Raw records:
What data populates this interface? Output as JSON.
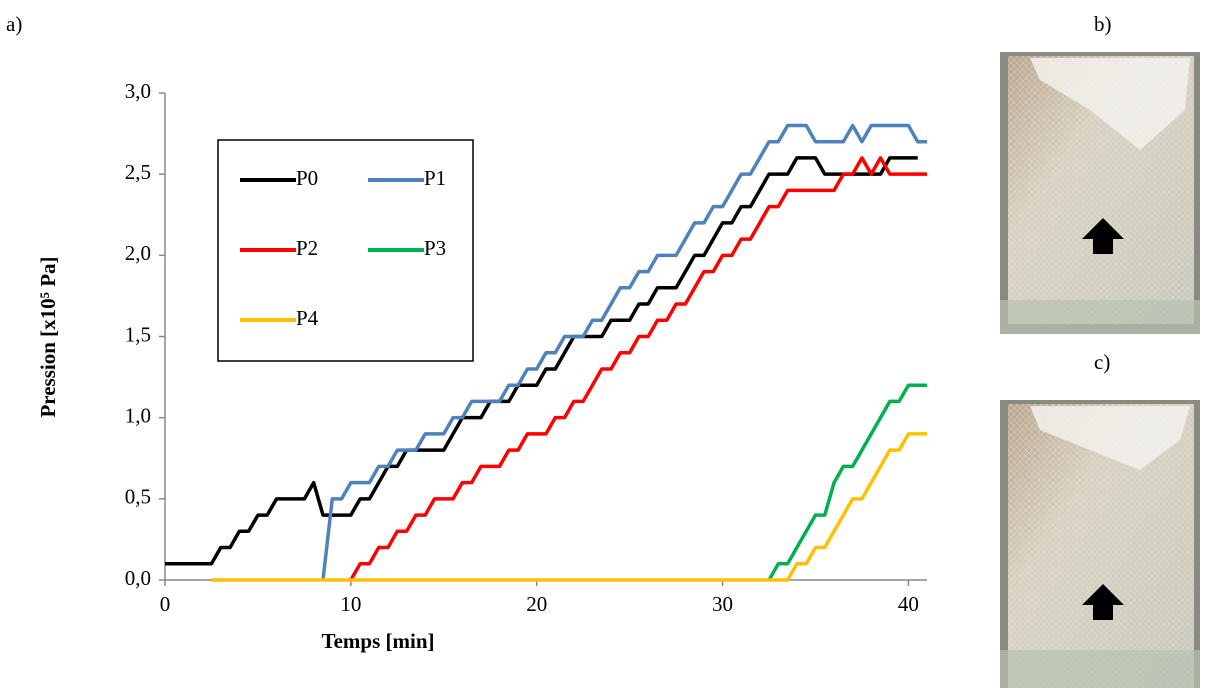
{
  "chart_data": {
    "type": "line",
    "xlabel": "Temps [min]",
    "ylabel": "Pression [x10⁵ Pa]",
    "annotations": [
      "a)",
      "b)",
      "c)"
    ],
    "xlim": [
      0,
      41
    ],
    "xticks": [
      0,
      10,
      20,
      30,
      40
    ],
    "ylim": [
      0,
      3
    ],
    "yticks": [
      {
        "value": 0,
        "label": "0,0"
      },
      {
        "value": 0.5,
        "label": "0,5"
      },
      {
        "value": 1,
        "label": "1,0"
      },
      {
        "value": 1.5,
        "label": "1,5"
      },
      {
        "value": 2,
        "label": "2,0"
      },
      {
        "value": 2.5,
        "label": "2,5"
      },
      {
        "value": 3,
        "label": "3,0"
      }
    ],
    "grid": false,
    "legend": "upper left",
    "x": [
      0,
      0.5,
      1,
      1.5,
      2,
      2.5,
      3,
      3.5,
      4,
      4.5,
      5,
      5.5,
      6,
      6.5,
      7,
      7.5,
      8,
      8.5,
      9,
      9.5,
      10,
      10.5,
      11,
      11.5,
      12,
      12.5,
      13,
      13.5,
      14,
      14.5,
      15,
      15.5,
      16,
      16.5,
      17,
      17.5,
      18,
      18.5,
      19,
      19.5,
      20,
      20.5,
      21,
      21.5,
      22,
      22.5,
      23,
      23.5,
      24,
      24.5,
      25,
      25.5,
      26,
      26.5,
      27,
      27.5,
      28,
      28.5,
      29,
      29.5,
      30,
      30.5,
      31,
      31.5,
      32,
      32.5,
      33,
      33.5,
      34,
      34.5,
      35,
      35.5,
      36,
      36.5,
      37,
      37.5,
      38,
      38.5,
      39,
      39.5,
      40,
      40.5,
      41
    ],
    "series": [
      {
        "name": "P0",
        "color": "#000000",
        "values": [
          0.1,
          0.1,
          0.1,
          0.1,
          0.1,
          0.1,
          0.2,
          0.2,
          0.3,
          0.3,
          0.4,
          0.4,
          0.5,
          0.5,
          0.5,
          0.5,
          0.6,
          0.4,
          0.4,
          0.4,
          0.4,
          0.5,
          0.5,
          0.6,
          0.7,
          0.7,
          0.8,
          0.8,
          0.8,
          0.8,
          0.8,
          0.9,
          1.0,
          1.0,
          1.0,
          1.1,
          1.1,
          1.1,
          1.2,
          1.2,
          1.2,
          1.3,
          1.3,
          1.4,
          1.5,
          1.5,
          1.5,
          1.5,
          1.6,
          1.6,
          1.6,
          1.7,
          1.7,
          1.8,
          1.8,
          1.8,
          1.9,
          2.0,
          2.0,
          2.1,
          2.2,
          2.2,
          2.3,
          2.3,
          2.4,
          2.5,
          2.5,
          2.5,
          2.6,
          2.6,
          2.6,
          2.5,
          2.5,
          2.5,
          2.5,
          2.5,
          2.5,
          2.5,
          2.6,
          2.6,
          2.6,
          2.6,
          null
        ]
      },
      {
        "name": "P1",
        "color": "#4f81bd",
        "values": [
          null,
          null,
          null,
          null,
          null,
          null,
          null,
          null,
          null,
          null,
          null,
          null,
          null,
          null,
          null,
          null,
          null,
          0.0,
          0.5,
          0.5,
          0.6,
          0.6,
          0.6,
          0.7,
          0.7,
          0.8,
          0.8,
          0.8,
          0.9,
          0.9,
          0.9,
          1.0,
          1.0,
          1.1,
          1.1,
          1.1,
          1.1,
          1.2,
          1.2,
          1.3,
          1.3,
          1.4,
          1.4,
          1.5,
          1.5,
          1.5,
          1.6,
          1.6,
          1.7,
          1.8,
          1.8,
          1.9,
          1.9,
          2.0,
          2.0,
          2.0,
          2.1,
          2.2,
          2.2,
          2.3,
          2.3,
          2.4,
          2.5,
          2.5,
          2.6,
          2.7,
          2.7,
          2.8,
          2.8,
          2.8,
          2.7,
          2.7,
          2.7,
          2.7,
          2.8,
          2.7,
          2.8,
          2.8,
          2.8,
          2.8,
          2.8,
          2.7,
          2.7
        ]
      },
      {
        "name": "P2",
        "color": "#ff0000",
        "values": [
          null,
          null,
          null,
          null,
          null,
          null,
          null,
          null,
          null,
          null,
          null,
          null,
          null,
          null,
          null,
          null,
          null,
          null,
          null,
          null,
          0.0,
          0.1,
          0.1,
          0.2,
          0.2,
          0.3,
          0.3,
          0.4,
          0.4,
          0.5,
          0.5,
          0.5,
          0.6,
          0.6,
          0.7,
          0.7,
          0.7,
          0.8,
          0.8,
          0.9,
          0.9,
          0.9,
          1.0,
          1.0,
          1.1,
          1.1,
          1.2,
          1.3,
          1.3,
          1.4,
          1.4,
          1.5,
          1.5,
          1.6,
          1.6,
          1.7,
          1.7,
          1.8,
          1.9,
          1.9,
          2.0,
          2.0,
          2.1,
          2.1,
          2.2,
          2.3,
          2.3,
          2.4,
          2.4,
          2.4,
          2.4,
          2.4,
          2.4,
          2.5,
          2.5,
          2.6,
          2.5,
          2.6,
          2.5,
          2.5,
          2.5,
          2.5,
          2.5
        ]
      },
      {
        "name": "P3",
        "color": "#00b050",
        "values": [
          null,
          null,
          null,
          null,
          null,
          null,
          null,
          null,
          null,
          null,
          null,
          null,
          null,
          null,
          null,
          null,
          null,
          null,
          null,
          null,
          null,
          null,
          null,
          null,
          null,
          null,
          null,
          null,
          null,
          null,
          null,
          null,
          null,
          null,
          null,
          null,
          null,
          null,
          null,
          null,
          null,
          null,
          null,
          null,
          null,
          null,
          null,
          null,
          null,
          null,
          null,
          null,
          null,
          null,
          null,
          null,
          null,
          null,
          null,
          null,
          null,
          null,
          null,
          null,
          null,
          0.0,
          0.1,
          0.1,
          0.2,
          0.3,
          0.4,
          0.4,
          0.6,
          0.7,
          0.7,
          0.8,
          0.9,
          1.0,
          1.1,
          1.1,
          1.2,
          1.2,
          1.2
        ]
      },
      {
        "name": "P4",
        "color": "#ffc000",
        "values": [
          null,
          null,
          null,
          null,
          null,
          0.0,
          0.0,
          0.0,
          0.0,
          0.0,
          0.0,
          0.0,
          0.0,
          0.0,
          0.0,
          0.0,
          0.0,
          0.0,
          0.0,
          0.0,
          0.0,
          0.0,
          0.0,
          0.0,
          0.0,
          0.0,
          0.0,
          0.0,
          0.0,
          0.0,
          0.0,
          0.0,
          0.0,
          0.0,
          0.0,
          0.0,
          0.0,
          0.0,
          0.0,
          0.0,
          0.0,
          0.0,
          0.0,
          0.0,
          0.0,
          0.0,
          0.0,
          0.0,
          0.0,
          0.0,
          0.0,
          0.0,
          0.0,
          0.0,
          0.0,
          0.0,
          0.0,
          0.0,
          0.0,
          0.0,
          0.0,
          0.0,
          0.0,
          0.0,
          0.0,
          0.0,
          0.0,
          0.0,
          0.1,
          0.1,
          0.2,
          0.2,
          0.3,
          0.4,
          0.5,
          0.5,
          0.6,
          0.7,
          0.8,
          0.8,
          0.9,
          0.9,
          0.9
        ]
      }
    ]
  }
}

Instructions to follow:
Output every entry exactly as given; pictures are not part of the copy.

Answer to this exercise:
What data populates this interface? Output as JSON.
{
  "chart_data": {
    "type": "line",
    "xlabel": "Temps [min]",
    "ylabel": "Pression [x10⁵ Pa]",
    "annotations": [
      "a)",
      "b)",
      "c)"
    ],
    "xlim": [
      0,
      41
    ],
    "xticks": [
      0,
      10,
      20,
      30,
      40
    ],
    "ylim": [
      0,
      3
    ],
    "yticks": [
      {
        "value": 0,
        "label": "0,0"
      },
      {
        "value": 0.5,
        "label": "0,5"
      },
      {
        "value": 1,
        "label": "1,0"
      },
      {
        "value": 1.5,
        "label": "1,5"
      },
      {
        "value": 2,
        "label": "2,0"
      },
      {
        "value": 2.5,
        "label": "2,5"
      },
      {
        "value": 3,
        "label": "3,0"
      }
    ],
    "grid": false,
    "legend": "upper left",
    "x": [
      0,
      0.5,
      1,
      1.5,
      2,
      2.5,
      3,
      3.5,
      4,
      4.5,
      5,
      5.5,
      6,
      6.5,
      7,
      7.5,
      8,
      8.5,
      9,
      9.5,
      10,
      10.5,
      11,
      11.5,
      12,
      12.5,
      13,
      13.5,
      14,
      14.5,
      15,
      15.5,
      16,
      16.5,
      17,
      17.5,
      18,
      18.5,
      19,
      19.5,
      20,
      20.5,
      21,
      21.5,
      22,
      22.5,
      23,
      23.5,
      24,
      24.5,
      25,
      25.5,
      26,
      26.5,
      27,
      27.5,
      28,
      28.5,
      29,
      29.5,
      30,
      30.5,
      31,
      31.5,
      32,
      32.5,
      33,
      33.5,
      34,
      34.5,
      35,
      35.5,
      36,
      36.5,
      37,
      37.5,
      38,
      38.5,
      39,
      39.5,
      40,
      40.5,
      41
    ],
    "series": [
      {
        "name": "P0",
        "color": "#000000",
        "values": [
          0.1,
          0.1,
          0.1,
          0.1,
          0.1,
          0.1,
          0.2,
          0.2,
          0.3,
          0.3,
          0.4,
          0.4,
          0.5,
          0.5,
          0.5,
          0.5,
          0.6,
          0.4,
          0.4,
          0.4,
          0.4,
          0.5,
          0.5,
          0.6,
          0.7,
          0.7,
          0.8,
          0.8,
          0.8,
          0.8,
          0.8,
          0.9,
          1.0,
          1.0,
          1.0,
          1.1,
          1.1,
          1.1,
          1.2,
          1.2,
          1.2,
          1.3,
          1.3,
          1.4,
          1.5,
          1.5,
          1.5,
          1.5,
          1.6,
          1.6,
          1.6,
          1.7,
          1.7,
          1.8,
          1.8,
          1.8,
          1.9,
          2.0,
          2.0,
          2.1,
          2.2,
          2.2,
          2.3,
          2.3,
          2.4,
          2.5,
          2.5,
          2.5,
          2.6,
          2.6,
          2.6,
          2.5,
          2.5,
          2.5,
          2.5,
          2.5,
          2.5,
          2.5,
          2.6,
          2.6,
          2.6,
          2.6,
          null
        ]
      },
      {
        "name": "P1",
        "color": "#4f81bd",
        "values": [
          null,
          null,
          null,
          null,
          null,
          null,
          null,
          null,
          null,
          null,
          null,
          null,
          null,
          null,
          null,
          null,
          null,
          0.0,
          0.5,
          0.5,
          0.6,
          0.6,
          0.6,
          0.7,
          0.7,
          0.8,
          0.8,
          0.8,
          0.9,
          0.9,
          0.9,
          1.0,
          1.0,
          1.1,
          1.1,
          1.1,
          1.1,
          1.2,
          1.2,
          1.3,
          1.3,
          1.4,
          1.4,
          1.5,
          1.5,
          1.5,
          1.6,
          1.6,
          1.7,
          1.8,
          1.8,
          1.9,
          1.9,
          2.0,
          2.0,
          2.0,
          2.1,
          2.2,
          2.2,
          2.3,
          2.3,
          2.4,
          2.5,
          2.5,
          2.6,
          2.7,
          2.7,
          2.8,
          2.8,
          2.8,
          2.7,
          2.7,
          2.7,
          2.7,
          2.8,
          2.7,
          2.8,
          2.8,
          2.8,
          2.8,
          2.8,
          2.7,
          2.7
        ]
      },
      {
        "name": "P2",
        "color": "#ff0000",
        "values": [
          null,
          null,
          null,
          null,
          null,
          null,
          null,
          null,
          null,
          null,
          null,
          null,
          null,
          null,
          null,
          null,
          null,
          null,
          null,
          null,
          0.0,
          0.1,
          0.1,
          0.2,
          0.2,
          0.3,
          0.3,
          0.4,
          0.4,
          0.5,
          0.5,
          0.5,
          0.6,
          0.6,
          0.7,
          0.7,
          0.7,
          0.8,
          0.8,
          0.9,
          0.9,
          0.9,
          1.0,
          1.0,
          1.1,
          1.1,
          1.2,
          1.3,
          1.3,
          1.4,
          1.4,
          1.5,
          1.5,
          1.6,
          1.6,
          1.7,
          1.7,
          1.8,
          1.9,
          1.9,
          2.0,
          2.0,
          2.1,
          2.1,
          2.2,
          2.3,
          2.3,
          2.4,
          2.4,
          2.4,
          2.4,
          2.4,
          2.4,
          2.5,
          2.5,
          2.6,
          2.5,
          2.6,
          2.5,
          2.5,
          2.5,
          2.5,
          2.5
        ]
      },
      {
        "name": "P3",
        "color": "#00b050",
        "values": [
          null,
          null,
          null,
          null,
          null,
          null,
          null,
          null,
          null,
          null,
          null,
          null,
          null,
          null,
          null,
          null,
          null,
          null,
          null,
          null,
          null,
          null,
          null,
          null,
          null,
          null,
          null,
          null,
          null,
          null,
          null,
          null,
          null,
          null,
          null,
          null,
          null,
          null,
          null,
          null,
          null,
          null,
          null,
          null,
          null,
          null,
          null,
          null,
          null,
          null,
          null,
          null,
          null,
          null,
          null,
          null,
          null,
          null,
          null,
          null,
          null,
          null,
          null,
          null,
          null,
          0.0,
          0.1,
          0.1,
          0.2,
          0.3,
          0.4,
          0.4,
          0.6,
          0.7,
          0.7,
          0.8,
          0.9,
          1.0,
          1.1,
          1.1,
          1.2,
          1.2,
          1.2
        ]
      },
      {
        "name": "P4",
        "color": "#ffc000",
        "values": [
          null,
          null,
          null,
          null,
          null,
          0.0,
          0.0,
          0.0,
          0.0,
          0.0,
          0.0,
          0.0,
          0.0,
          0.0,
          0.0,
          0.0,
          0.0,
          0.0,
          0.0,
          0.0,
          0.0,
          0.0,
          0.0,
          0.0,
          0.0,
          0.0,
          0.0,
          0.0,
          0.0,
          0.0,
          0.0,
          0.0,
          0.0,
          0.0,
          0.0,
          0.0,
          0.0,
          0.0,
          0.0,
          0.0,
          0.0,
          0.0,
          0.0,
          0.0,
          0.0,
          0.0,
          0.0,
          0.0,
          0.0,
          0.0,
          0.0,
          0.0,
          0.0,
          0.0,
          0.0,
          0.0,
          0.0,
          0.0,
          0.0,
          0.0,
          0.0,
          0.0,
          0.0,
          0.0,
          0.0,
          0.0,
          0.0,
          0.0,
          0.1,
          0.1,
          0.2,
          0.2,
          0.3,
          0.4,
          0.5,
          0.5,
          0.6,
          0.7,
          0.8,
          0.8,
          0.9,
          0.9,
          0.9
        ]
      }
    ]
  }
}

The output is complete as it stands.